╭─ SUPPLIED MATERIAL
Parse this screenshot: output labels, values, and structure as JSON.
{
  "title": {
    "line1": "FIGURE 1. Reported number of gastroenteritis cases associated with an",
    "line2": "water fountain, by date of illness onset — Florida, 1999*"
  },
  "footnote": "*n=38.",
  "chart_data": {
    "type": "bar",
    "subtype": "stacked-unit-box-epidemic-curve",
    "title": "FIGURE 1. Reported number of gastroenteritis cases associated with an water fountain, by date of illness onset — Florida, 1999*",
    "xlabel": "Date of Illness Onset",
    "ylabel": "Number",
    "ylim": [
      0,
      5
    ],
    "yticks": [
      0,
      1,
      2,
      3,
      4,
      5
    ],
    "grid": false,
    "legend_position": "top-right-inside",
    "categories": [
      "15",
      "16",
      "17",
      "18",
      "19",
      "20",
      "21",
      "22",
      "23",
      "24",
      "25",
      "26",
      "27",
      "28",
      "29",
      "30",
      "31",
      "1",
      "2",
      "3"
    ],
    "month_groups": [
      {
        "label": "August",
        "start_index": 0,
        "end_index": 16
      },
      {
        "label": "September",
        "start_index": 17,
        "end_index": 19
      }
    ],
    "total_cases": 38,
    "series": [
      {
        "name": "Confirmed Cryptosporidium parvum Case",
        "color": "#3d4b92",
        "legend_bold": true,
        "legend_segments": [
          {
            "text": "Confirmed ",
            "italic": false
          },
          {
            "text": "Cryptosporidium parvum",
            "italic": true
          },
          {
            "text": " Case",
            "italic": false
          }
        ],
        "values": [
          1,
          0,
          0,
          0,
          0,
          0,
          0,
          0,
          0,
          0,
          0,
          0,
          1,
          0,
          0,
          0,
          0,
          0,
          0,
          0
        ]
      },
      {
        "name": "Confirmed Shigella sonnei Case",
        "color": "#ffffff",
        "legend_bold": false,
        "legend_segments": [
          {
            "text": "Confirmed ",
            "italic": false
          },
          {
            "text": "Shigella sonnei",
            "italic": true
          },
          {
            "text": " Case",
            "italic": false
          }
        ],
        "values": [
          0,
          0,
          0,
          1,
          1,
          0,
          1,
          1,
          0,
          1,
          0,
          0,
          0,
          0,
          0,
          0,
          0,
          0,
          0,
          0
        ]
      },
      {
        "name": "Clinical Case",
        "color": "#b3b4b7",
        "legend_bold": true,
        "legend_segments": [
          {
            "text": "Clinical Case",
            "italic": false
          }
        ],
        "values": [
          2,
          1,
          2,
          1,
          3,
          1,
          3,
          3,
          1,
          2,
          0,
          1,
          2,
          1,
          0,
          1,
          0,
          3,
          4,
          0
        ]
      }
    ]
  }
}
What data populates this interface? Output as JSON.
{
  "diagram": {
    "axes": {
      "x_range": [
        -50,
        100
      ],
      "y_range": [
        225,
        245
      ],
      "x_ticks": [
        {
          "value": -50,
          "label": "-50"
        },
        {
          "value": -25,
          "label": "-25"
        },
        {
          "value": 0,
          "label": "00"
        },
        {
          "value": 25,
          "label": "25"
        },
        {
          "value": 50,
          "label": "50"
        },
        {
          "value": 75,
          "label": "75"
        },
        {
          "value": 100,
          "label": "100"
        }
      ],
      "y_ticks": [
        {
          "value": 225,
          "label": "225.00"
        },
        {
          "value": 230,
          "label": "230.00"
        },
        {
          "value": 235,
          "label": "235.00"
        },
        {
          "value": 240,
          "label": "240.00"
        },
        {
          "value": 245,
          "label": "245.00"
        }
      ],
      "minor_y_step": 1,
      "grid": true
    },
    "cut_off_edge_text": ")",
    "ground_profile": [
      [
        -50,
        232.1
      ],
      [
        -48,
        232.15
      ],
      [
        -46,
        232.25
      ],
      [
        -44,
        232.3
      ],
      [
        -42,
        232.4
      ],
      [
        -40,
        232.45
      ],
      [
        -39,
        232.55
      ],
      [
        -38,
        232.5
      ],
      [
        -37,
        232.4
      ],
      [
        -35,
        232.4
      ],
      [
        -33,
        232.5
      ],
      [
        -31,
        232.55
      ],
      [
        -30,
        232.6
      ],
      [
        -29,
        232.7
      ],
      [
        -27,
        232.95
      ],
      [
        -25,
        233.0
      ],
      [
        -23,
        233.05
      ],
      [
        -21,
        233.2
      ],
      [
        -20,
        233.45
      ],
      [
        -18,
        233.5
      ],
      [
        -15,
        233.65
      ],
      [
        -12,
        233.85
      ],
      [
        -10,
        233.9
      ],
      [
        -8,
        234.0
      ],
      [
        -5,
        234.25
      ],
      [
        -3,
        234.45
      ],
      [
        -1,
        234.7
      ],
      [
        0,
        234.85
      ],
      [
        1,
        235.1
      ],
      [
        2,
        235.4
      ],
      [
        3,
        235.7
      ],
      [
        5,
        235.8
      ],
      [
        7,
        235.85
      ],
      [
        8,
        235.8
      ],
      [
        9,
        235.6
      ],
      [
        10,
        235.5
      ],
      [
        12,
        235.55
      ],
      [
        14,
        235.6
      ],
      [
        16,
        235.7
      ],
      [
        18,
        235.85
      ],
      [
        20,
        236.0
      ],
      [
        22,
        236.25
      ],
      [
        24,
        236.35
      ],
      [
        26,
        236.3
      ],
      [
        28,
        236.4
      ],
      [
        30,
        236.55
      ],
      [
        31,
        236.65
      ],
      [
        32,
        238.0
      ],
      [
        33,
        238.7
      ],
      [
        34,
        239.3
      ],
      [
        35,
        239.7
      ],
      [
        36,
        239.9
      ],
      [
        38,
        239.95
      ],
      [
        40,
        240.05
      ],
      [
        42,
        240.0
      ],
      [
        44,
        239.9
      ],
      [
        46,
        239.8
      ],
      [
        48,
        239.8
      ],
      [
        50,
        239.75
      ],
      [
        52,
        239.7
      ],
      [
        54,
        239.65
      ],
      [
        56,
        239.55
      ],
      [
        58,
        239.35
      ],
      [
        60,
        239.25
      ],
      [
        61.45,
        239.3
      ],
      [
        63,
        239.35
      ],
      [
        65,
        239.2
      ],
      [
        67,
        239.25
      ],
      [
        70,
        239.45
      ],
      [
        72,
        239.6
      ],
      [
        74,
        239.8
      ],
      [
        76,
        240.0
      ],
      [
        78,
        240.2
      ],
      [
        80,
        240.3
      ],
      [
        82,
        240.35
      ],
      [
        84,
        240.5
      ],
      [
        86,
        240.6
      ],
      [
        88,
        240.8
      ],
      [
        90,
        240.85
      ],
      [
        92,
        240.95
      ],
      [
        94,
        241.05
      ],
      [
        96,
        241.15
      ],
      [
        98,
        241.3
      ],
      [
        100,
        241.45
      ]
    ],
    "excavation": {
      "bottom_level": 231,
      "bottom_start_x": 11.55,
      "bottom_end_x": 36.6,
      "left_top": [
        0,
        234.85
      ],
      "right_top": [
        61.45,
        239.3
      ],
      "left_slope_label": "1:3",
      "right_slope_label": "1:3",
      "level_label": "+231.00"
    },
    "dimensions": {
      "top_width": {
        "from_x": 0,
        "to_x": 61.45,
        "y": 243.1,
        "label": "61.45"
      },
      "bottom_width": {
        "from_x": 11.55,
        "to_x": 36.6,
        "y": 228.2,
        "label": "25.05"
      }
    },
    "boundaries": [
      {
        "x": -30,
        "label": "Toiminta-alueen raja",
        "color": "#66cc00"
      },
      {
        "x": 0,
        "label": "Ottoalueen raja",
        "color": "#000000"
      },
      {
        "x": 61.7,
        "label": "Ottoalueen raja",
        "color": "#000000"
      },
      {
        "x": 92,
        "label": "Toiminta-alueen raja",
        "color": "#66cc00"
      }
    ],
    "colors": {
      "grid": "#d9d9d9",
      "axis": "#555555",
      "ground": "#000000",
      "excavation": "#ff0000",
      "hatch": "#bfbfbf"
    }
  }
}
╰─
EXERCISE DESCRIPTION. Copy whichever lines in the listing above contain the word "Shigella".

TASK SOLUTION.
        "name": "Confirmed Shigella sonnei Case",
            "text": "Shigella sonnei",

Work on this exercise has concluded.